:: Task to carry out ::
Every line that contains the word "traffico" should be copied out.
:: Given data ::
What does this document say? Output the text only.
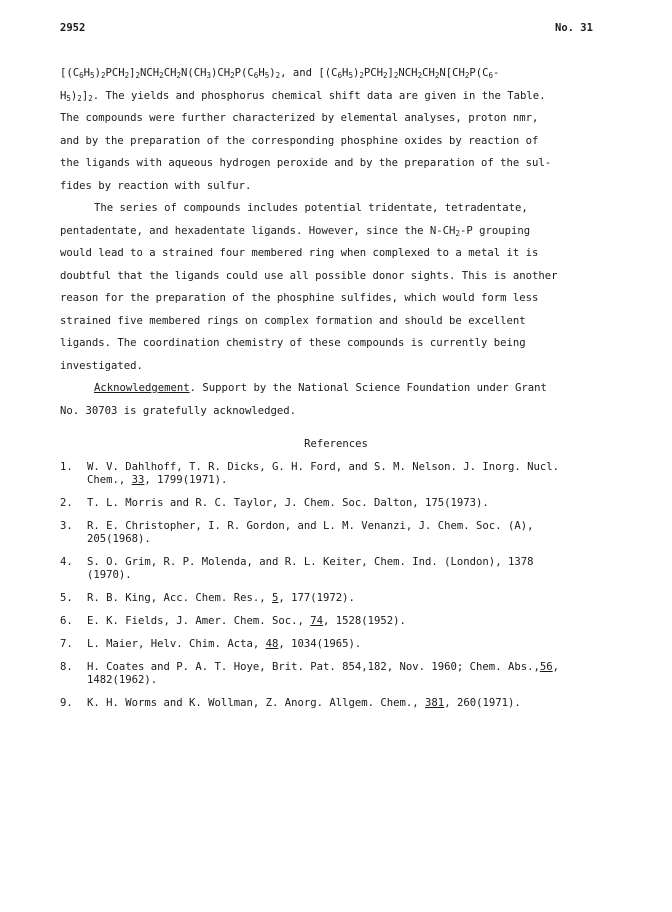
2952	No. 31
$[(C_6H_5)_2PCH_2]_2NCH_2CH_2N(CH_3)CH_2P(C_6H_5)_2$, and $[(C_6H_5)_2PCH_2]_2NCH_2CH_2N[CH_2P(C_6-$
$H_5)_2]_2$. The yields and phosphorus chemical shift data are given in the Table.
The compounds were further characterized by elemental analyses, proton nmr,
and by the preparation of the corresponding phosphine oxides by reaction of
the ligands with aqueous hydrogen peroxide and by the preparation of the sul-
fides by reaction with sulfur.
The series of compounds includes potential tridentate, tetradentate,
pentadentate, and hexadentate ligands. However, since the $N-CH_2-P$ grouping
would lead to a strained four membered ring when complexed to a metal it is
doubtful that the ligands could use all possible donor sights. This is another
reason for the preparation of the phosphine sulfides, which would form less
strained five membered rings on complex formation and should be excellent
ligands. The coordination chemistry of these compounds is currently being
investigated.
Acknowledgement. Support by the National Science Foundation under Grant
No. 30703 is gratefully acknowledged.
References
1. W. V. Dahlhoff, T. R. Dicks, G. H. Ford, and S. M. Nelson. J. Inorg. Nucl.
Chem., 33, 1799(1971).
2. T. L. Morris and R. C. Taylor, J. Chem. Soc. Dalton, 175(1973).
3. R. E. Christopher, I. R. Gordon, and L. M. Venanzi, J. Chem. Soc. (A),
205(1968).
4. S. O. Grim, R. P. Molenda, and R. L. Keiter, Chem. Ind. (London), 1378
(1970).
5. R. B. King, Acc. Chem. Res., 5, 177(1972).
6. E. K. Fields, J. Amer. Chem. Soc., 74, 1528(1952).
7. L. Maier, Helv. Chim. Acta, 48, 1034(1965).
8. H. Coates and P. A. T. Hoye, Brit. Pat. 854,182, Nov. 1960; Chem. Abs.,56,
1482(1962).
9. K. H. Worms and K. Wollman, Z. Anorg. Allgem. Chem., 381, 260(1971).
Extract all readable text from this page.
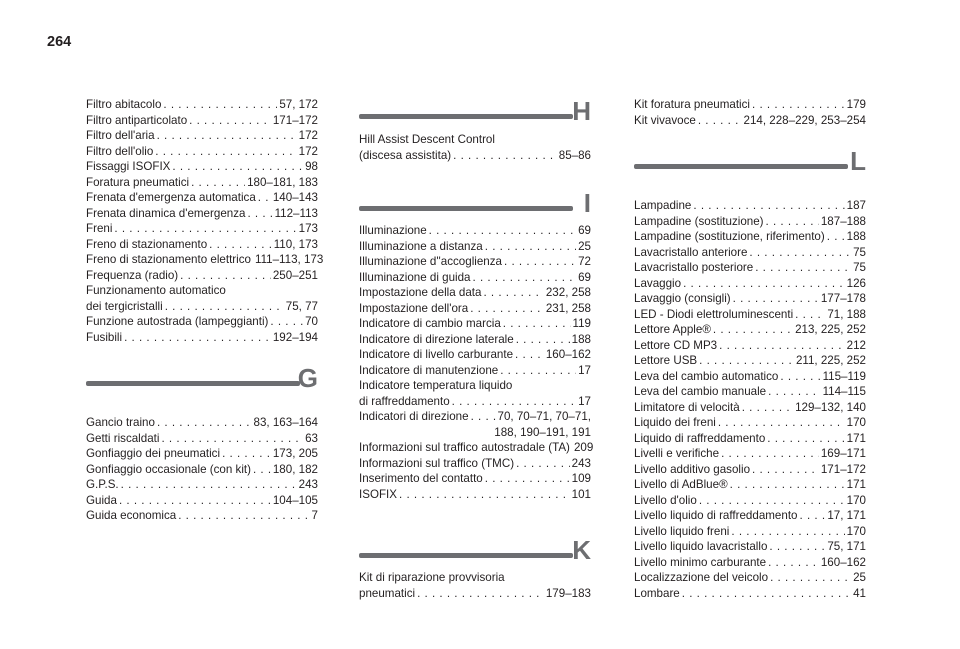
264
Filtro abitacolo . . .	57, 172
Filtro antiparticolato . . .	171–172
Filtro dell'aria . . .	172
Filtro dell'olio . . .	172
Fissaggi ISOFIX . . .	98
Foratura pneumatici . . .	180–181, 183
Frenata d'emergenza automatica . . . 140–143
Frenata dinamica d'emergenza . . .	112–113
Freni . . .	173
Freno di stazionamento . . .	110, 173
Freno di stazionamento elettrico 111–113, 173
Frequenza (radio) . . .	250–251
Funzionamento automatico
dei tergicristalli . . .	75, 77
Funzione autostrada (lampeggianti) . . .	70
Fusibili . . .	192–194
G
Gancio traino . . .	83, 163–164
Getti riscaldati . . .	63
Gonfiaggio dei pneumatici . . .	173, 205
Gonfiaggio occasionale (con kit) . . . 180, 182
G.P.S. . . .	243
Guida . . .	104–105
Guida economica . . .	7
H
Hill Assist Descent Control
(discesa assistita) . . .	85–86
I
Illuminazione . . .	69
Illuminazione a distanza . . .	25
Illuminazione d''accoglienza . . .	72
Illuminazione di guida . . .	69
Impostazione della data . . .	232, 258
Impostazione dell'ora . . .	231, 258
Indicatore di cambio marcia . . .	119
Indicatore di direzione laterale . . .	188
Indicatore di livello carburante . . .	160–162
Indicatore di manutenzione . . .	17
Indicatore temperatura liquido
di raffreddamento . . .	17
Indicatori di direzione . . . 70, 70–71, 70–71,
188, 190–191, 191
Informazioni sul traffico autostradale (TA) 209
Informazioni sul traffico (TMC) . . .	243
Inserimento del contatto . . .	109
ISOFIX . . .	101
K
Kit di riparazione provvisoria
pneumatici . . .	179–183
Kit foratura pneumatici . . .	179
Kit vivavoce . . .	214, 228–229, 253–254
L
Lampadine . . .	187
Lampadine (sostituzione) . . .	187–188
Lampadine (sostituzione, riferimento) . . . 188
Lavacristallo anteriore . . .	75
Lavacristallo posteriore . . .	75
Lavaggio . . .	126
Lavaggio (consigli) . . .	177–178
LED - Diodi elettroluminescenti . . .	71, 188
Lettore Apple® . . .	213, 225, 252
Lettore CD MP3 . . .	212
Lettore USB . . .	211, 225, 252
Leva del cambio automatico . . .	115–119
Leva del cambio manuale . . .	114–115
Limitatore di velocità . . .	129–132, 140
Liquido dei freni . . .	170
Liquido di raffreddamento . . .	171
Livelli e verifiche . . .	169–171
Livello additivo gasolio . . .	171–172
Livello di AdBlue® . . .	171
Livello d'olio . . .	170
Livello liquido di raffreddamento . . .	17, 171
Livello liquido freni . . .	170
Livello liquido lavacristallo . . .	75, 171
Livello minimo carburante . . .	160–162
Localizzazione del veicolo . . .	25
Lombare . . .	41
:::
:: Given data ::
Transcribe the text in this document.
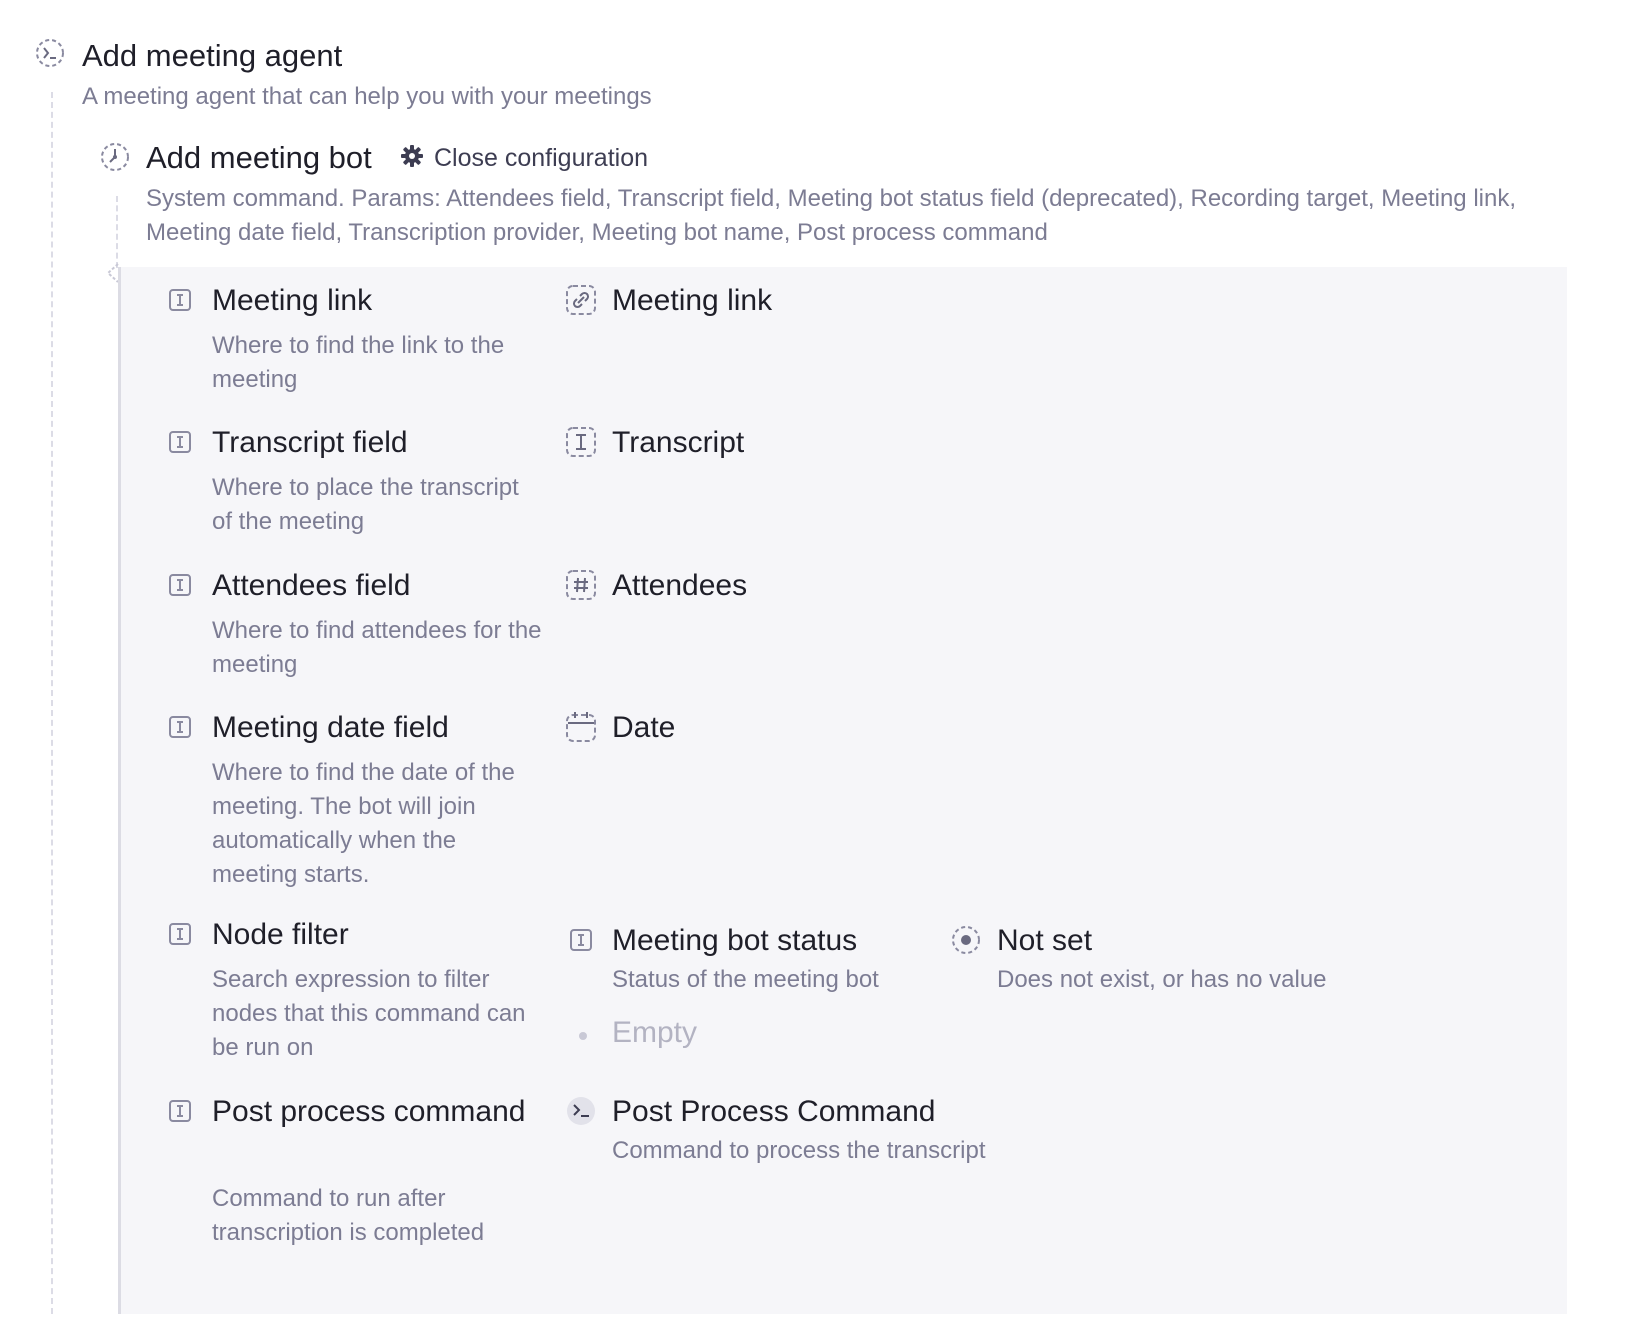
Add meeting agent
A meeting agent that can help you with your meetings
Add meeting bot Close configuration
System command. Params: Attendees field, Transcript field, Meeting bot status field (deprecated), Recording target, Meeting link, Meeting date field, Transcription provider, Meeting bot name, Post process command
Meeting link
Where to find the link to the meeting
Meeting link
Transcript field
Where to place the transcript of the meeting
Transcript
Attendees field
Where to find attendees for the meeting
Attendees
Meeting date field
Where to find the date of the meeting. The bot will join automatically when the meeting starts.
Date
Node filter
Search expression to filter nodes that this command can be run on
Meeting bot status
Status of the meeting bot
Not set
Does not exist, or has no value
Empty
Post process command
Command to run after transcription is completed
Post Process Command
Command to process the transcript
:::
:: Result below ::
Informazioni sul traffico autostradale (TA) 209
Informazioni sul traffico (TMC) . . .	243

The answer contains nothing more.